Select the lines that contain "this" and copy each of them.
__________
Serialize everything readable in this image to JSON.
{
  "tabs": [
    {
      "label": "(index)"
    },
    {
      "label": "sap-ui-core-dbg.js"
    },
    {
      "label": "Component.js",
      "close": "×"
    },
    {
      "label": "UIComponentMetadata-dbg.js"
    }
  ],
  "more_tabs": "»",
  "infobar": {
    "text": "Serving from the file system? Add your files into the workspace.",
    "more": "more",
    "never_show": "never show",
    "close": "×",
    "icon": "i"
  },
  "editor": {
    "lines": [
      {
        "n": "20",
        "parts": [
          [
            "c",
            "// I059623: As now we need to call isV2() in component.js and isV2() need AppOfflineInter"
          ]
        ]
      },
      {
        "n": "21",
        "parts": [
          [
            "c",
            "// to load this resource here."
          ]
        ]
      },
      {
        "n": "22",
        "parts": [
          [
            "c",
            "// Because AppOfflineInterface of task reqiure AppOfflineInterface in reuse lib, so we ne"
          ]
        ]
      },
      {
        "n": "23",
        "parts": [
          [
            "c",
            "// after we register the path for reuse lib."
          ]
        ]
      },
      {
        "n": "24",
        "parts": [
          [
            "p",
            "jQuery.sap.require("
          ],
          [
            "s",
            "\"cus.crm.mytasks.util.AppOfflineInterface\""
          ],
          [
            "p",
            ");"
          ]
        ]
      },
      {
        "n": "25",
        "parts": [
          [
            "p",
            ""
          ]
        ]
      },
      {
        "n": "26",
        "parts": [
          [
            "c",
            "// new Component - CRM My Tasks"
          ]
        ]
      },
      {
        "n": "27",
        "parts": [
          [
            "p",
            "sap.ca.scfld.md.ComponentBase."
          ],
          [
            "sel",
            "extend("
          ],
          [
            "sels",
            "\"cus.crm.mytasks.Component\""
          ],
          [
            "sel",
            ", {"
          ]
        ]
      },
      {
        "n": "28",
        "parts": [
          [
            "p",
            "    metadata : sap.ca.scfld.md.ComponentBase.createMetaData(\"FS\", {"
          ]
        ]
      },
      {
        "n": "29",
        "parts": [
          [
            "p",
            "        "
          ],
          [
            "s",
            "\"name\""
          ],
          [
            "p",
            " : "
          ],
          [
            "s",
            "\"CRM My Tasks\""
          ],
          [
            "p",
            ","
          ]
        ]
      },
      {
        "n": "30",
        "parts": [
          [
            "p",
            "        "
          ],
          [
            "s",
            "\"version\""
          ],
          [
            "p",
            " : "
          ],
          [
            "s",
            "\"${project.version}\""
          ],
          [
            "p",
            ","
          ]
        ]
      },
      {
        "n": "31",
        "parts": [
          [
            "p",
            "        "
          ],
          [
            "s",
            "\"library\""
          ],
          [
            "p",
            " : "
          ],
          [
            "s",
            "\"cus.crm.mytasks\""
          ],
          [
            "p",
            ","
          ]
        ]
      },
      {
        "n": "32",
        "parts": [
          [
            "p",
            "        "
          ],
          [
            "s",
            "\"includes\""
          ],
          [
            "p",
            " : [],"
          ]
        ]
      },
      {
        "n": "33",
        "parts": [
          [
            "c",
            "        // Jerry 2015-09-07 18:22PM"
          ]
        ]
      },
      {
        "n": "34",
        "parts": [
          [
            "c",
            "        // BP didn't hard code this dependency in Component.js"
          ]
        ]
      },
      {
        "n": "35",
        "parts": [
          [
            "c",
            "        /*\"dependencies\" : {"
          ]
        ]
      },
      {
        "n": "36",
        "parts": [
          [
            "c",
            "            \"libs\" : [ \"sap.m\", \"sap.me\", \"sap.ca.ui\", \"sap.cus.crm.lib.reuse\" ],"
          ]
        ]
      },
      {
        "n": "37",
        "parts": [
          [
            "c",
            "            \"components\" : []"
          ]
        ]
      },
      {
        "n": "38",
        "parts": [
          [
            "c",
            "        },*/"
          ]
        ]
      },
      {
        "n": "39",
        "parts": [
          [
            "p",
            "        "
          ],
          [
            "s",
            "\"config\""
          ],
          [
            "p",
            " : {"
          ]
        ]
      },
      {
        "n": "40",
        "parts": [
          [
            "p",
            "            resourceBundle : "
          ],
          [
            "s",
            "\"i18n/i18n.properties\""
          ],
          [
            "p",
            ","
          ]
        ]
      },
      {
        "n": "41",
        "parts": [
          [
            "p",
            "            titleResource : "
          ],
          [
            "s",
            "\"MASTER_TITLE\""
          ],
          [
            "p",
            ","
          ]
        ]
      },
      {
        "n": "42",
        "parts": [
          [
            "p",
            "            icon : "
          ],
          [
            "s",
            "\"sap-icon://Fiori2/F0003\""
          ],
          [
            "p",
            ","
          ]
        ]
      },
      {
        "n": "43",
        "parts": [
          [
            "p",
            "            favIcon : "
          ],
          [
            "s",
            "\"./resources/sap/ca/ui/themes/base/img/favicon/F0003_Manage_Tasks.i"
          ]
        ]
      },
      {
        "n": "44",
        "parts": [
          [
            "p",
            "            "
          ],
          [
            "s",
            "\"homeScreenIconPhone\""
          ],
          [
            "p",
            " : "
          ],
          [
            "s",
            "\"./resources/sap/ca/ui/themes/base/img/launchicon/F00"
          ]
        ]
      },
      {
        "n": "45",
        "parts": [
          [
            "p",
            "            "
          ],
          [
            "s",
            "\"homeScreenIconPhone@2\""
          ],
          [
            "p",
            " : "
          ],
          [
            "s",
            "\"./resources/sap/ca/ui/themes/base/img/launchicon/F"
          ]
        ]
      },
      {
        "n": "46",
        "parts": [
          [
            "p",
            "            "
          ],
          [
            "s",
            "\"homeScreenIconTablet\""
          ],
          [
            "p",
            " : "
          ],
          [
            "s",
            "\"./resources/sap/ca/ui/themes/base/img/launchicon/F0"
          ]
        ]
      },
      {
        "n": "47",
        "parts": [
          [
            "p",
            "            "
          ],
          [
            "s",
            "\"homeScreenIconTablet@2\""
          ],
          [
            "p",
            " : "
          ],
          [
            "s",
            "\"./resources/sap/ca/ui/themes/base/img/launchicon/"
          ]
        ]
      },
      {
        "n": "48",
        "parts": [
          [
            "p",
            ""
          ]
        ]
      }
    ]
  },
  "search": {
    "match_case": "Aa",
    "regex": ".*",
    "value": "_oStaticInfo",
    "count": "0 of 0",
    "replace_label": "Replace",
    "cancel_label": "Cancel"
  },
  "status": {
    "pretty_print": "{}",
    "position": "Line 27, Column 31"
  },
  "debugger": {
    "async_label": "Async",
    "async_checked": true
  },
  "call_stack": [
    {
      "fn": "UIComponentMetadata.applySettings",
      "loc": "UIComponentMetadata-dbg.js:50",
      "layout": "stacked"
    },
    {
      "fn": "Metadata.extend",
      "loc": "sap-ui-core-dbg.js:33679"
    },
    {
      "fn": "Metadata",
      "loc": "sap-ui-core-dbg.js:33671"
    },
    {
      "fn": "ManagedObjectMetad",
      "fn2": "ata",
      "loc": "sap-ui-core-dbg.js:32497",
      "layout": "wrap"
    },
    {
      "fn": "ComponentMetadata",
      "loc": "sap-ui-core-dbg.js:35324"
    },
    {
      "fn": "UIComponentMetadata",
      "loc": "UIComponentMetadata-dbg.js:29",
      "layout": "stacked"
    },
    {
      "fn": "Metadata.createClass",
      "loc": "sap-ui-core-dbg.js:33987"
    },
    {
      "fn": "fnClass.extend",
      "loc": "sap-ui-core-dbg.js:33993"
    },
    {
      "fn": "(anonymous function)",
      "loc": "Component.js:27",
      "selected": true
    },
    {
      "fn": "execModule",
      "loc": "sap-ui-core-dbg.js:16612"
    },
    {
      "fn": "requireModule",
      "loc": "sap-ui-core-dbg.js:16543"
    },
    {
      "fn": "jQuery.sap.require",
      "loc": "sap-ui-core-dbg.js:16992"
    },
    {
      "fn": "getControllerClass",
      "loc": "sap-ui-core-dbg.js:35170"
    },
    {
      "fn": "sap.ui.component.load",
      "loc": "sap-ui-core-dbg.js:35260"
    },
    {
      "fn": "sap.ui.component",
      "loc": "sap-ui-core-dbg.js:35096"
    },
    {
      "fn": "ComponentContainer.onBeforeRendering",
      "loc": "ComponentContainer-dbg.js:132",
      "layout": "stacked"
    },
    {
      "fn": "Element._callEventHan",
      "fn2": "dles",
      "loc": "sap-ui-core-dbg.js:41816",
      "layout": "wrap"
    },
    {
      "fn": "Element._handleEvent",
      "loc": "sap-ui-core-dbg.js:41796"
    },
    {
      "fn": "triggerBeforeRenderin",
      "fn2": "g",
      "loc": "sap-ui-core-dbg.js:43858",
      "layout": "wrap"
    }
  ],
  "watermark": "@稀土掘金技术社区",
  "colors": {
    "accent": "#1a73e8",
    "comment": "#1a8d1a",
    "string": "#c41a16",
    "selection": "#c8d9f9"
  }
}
__________
** FINISHED TASK **
Serialize everything readable in this image to JSON.
            "// to load this resource here."
            "        // BP didn't hard code this dependency in Component.js"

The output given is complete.